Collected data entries
START
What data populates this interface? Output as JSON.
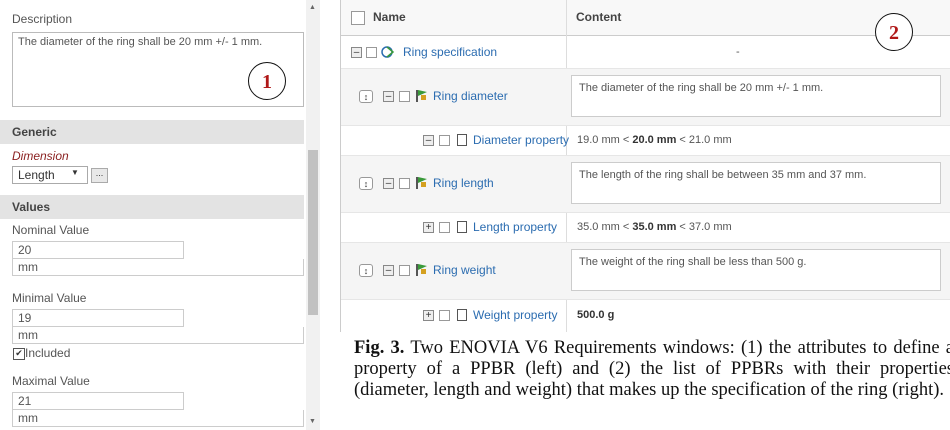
{
  "left_panel": {
    "description_label": "Description",
    "description_text": "The diameter of the ring shall be 20 mm +/- 1 mm.",
    "badge": "1",
    "generic_header": "Generic",
    "dimension_label": "Dimension",
    "dimension_value": "Length",
    "dimension_more": "...",
    "values_header": "Values",
    "nominal_label": "Nominal Value",
    "nominal_value": "20",
    "nominal_unit": "mm",
    "minimal_label": "Minimal Value",
    "minimal_value": "19",
    "minimal_unit": "mm",
    "included_label": "Included",
    "maximal_label": "Maximal Value",
    "maximal_value": "21",
    "maximal_unit": "mm"
  },
  "right_panel": {
    "col_name": "Name",
    "col_content": "Content",
    "badge": "2",
    "rows": [
      {
        "name": "Ring specification",
        "content": "-"
      },
      {
        "name": "Ring diameter",
        "content": "The diameter of the ring shall be 20 mm +/- 1 mm."
      },
      {
        "name": "Diameter property",
        "content_pre": "19.0 mm < ",
        "content_bold": "20.0 mm",
        "content_post": " < 21.0 mm"
      },
      {
        "name": "Ring length",
        "content": "The length of the ring shall be between 35 mm and 37 mm."
      },
      {
        "name": "Length property",
        "content_pre": "35.0 mm < ",
        "content_bold": "35.0 mm",
        "content_post": " < 37.0 mm"
      },
      {
        "name": "Ring weight",
        "content": "The weight of the ring shall be less than 500 g."
      },
      {
        "name": "Weight property",
        "content_bold": "500.0 g"
      }
    ]
  },
  "caption": {
    "fig": "Fig. 3.",
    "text": " Two ENOVIA V6 Requirements windows: (1) the attributes to define a property of a PPBR (left) and (2) the list of PPBRs with their properties (diameter, length and weight) that makes up the specification of the ring (right)."
  }
}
END
Exercise description → Reproduce the material in full, word for word, and omit the pictures.

Result →
What data populates this interface? Output as JSON.
{
  "left_panel": {
    "description_label": "Description",
    "description_text": "The diameter of the ring shall be 20 mm +/- 1 mm.",
    "badge": "1",
    "generic_header": "Generic",
    "dimension_label": "Dimension",
    "dimension_value": "Length",
    "dimension_more": "...",
    "values_header": "Values",
    "nominal_label": "Nominal Value",
    "nominal_value": "20",
    "nominal_unit": "mm",
    "minimal_label": "Minimal Value",
    "minimal_value": "19",
    "minimal_unit": "mm",
    "included_label": "Included",
    "maximal_label": "Maximal Value",
    "maximal_value": "21",
    "maximal_unit": "mm"
  },
  "right_panel": {
    "col_name": "Name",
    "col_content": "Content",
    "badge": "2",
    "rows": [
      {
        "name": "Ring specification",
        "content": "-"
      },
      {
        "name": "Ring diameter",
        "content": "The diameter of the ring shall be 20 mm +/- 1 mm."
      },
      {
        "name": "Diameter property",
        "content_pre": "19.0 mm < ",
        "content_bold": "20.0 mm",
        "content_post": " < 21.0 mm"
      },
      {
        "name": "Ring length",
        "content": "The length of the ring shall be between 35 mm and 37 mm."
      },
      {
        "name": "Length property",
        "content_pre": "35.0 mm < ",
        "content_bold": "35.0 mm",
        "content_post": " < 37.0 mm"
      },
      {
        "name": "Ring weight",
        "content": "The weight of the ring shall be less than 500 g."
      },
      {
        "name": "Weight property",
        "content_bold": "500.0 g"
      }
    ]
  },
  "caption": {
    "fig": "Fig. 3.",
    "text": " Two ENOVIA V6 Requirements windows: (1) the attributes to define a property of a PPBR (left) and (2) the list of PPBRs with their properties (diameter, length and weight) that makes up the specification of the ring (right)."
  }
}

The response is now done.